TASK REQUIREMENTS =
Your task is to print every entry below exactly as given.

%%

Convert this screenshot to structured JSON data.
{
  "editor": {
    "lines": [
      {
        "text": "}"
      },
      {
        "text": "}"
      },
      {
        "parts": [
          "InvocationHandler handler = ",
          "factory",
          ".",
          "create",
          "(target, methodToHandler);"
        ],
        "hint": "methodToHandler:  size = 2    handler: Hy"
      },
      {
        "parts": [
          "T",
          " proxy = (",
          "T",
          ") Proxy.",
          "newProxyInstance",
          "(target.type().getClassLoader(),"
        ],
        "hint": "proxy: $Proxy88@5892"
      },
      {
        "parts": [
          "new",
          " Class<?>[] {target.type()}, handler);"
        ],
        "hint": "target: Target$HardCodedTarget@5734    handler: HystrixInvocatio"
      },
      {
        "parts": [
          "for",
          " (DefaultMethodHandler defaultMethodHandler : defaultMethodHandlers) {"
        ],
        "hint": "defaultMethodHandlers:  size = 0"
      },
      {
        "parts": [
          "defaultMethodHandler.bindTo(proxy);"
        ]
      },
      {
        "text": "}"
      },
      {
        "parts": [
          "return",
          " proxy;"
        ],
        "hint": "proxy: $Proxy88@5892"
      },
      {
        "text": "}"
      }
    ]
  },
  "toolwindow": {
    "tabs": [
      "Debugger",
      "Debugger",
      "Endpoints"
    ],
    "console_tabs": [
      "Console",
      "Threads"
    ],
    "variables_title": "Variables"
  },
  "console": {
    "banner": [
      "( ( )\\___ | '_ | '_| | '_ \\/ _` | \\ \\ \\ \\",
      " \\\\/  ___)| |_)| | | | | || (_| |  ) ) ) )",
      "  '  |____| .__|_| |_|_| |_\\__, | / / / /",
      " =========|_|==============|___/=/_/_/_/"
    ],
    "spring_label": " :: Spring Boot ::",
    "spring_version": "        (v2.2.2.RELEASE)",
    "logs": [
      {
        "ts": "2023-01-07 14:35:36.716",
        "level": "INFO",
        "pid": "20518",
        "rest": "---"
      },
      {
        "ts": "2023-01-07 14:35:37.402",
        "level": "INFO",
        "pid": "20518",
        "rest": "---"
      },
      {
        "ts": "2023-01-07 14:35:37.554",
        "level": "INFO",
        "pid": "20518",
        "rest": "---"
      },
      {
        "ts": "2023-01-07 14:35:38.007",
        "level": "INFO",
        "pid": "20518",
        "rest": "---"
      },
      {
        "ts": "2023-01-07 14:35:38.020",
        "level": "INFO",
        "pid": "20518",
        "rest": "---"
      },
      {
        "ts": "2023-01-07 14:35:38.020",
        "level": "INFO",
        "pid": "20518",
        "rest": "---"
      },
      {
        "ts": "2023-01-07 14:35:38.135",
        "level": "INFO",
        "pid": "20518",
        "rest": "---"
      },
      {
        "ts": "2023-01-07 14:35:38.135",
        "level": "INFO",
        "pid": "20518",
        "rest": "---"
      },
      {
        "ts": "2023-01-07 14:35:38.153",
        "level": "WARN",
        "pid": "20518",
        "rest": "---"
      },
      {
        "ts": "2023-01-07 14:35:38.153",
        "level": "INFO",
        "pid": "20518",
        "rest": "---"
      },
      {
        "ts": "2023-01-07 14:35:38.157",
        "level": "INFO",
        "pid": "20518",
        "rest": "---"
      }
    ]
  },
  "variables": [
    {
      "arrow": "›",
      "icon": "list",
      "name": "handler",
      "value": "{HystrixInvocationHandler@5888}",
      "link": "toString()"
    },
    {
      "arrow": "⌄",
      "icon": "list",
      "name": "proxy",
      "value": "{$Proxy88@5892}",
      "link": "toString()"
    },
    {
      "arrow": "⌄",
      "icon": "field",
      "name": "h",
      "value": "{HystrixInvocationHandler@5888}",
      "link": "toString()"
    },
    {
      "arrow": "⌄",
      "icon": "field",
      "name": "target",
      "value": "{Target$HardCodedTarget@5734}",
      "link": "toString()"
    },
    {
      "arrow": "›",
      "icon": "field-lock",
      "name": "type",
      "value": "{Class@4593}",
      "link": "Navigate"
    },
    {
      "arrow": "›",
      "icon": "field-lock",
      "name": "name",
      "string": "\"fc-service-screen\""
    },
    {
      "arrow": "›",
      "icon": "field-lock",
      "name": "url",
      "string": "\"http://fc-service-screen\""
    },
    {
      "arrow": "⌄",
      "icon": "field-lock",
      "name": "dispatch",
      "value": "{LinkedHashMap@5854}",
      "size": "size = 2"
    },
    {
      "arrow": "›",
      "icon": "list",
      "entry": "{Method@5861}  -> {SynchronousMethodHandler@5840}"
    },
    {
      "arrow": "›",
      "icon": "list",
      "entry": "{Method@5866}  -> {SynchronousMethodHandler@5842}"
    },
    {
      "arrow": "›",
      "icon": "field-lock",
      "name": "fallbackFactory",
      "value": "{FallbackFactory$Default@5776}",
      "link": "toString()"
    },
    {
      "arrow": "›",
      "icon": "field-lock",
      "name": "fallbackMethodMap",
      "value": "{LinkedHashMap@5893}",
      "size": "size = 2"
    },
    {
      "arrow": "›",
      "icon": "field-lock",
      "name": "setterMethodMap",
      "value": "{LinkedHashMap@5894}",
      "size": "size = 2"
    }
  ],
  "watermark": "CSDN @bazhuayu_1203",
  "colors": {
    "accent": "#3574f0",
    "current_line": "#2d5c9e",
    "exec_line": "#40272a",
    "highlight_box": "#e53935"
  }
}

%%

SOLUTION =
Convert this screenshot to structured JSON data.
{
  "editor": {
    "lines": [
      {
        "text": "}"
      },
      {
        "text": "}"
      },
      {
        "parts": [
          "InvocationHandler handler = ",
          "factory",
          ".",
          "create",
          "(target, methodToHandler);"
        ],
        "hint": "methodToHandler:  size = 2    handler: Hy"
      },
      {
        "parts": [
          "T",
          " proxy = (",
          "T",
          ") Proxy.",
          "newProxyInstance",
          "(target.type().getClassLoader(),"
        ],
        "hint": "proxy: $Proxy88@5892"
      },
      {
        "parts": [
          "new",
          " Class<?>[] {target.type()}, handler);"
        ],
        "hint": "target: Target$HardCodedTarget@5734    handler: HystrixInvocatio"
      },
      {
        "parts": [
          "for",
          " (DefaultMethodHandler defaultMethodHandler : defaultMethodHandlers) {"
        ],
        "hint": "defaultMethodHandlers:  size = 0"
      },
      {
        "parts": [
          "defaultMethodHandler.bindTo(proxy);"
        ]
      },
      {
        "text": "}"
      },
      {
        "parts": [
          "return",
          " proxy;"
        ],
        "hint": "proxy: $Proxy88@5892"
      },
      {
        "text": "}"
      }
    ]
  },
  "toolwindow": {
    "tabs": [
      "Debugger",
      "Debugger",
      "Endpoints"
    ],
    "console_tabs": [
      "Console",
      "Threads"
    ],
    "variables_title": "Variables"
  },
  "console": {
    "banner": [
      "( ( )\\___ | '_ | '_| | '_ \\/ _` | \\ \\ \\ \\",
      " \\\\/  ___)| |_)| | | | | || (_| |  ) ) ) )",
      "  '  |____| .__|_| |_|_| |_\\__, | / / / /",
      " =========|_|==============|___/=/_/_/_/"
    ],
    "spring_label": " :: Spring Boot ::",
    "spring_version": "        (v2.2.2.RELEASE)",
    "logs": [
      {
        "ts": "2023-01-07 14:35:36.716",
        "level": "INFO",
        "pid": "20518",
        "rest": "---"
      },
      {
        "ts": "2023-01-07 14:35:37.402",
        "level": "INFO",
        "pid": "20518",
        "rest": "---"
      },
      {
        "ts": "2023-01-07 14:35:37.554",
        "level": "INFO",
        "pid": "20518",
        "rest": "---"
      },
      {
        "ts": "2023-01-07 14:35:38.007",
        "level": "INFO",
        "pid": "20518",
        "rest": "---"
      },
      {
        "ts": "2023-01-07 14:35:38.020",
        "level": "INFO",
        "pid": "20518",
        "rest": "---"
      },
      {
        "ts": "2023-01-07 14:35:38.020",
        "level": "INFO",
        "pid": "20518",
        "rest": "---"
      },
      {
        "ts": "2023-01-07 14:35:38.135",
        "level": "INFO",
        "pid": "20518",
        "rest": "---"
      },
      {
        "ts": "2023-01-07 14:35:38.135",
        "level": "INFO",
        "pid": "20518",
        "rest": "---"
      },
      {
        "ts": "2023-01-07 14:35:38.153",
        "level": "WARN",
        "pid": "20518",
        "rest": "---"
      },
      {
        "ts": "2023-01-07 14:35:38.153",
        "level": "INFO",
        "pid": "20518",
        "rest": "---"
      },
      {
        "ts": "2023-01-07 14:35:38.157",
        "level": "INFO",
        "pid": "20518",
        "rest": "---"
      }
    ]
  },
  "variables": [
    {
      "arrow": "›",
      "icon": "list",
      "name": "handler",
      "value": "{HystrixInvocationHandler@5888}",
      "link": "toString()"
    },
    {
      "arrow": "⌄",
      "icon": "list",
      "name": "proxy",
      "value": "{$Proxy88@5892}",
      "link": "toString()"
    },
    {
      "arrow": "⌄",
      "icon": "field",
      "name": "h",
      "value": "{HystrixInvocationHandler@5888}",
      "link": "toString()"
    },
    {
      "arrow": "⌄",
      "icon": "field",
      "name": "target",
      "value": "{Target$HardCodedTarget@5734}",
      "link": "toString()"
    },
    {
      "arrow": "›",
      "icon": "field-lock",
      "name": "type",
      "value": "{Class@4593}",
      "link": "Navigate"
    },
    {
      "arrow": "›",
      "icon": "field-lock",
      "name": "name",
      "string": "\"fc-service-screen\""
    },
    {
      "arrow": "›",
      "icon": "field-lock",
      "name": "url",
      "string": "\"http://fc-service-screen\""
    },
    {
      "arrow": "⌄",
      "icon": "field-lock",
      "name": "dispatch",
      "value": "{LinkedHashMap@5854}",
      "size": "size = 2"
    },
    {
      "arrow": "›",
      "icon": "list",
      "entry": "{Method@5861}  -> {SynchronousMethodHandler@5840}"
    },
    {
      "arrow": "›",
      "icon": "list",
      "entry": "{Method@5866}  -> {SynchronousMethodHandler@5842}"
    },
    {
      "arrow": "›",
      "icon": "field-lock",
      "name": "fallbackFactory",
      "value": "{FallbackFactory$Default@5776}",
      "link": "toString()"
    },
    {
      "arrow": "›",
      "icon": "field-lock",
      "name": "fallbackMethodMap",
      "value": "{LinkedHashMap@5893}",
      "size": "size = 2"
    },
    {
      "arrow": "›",
      "icon": "field-lock",
      "name": "setterMethodMap",
      "value": "{LinkedHashMap@5894}",
      "size": "size = 2"
    }
  ],
  "watermark": "CSDN @bazhuayu_1203",
  "colors": {
    "accent": "#3574f0",
    "current_line": "#2d5c9e",
    "exec_line": "#40272a",
    "highlight_box": "#e53935"
  }
}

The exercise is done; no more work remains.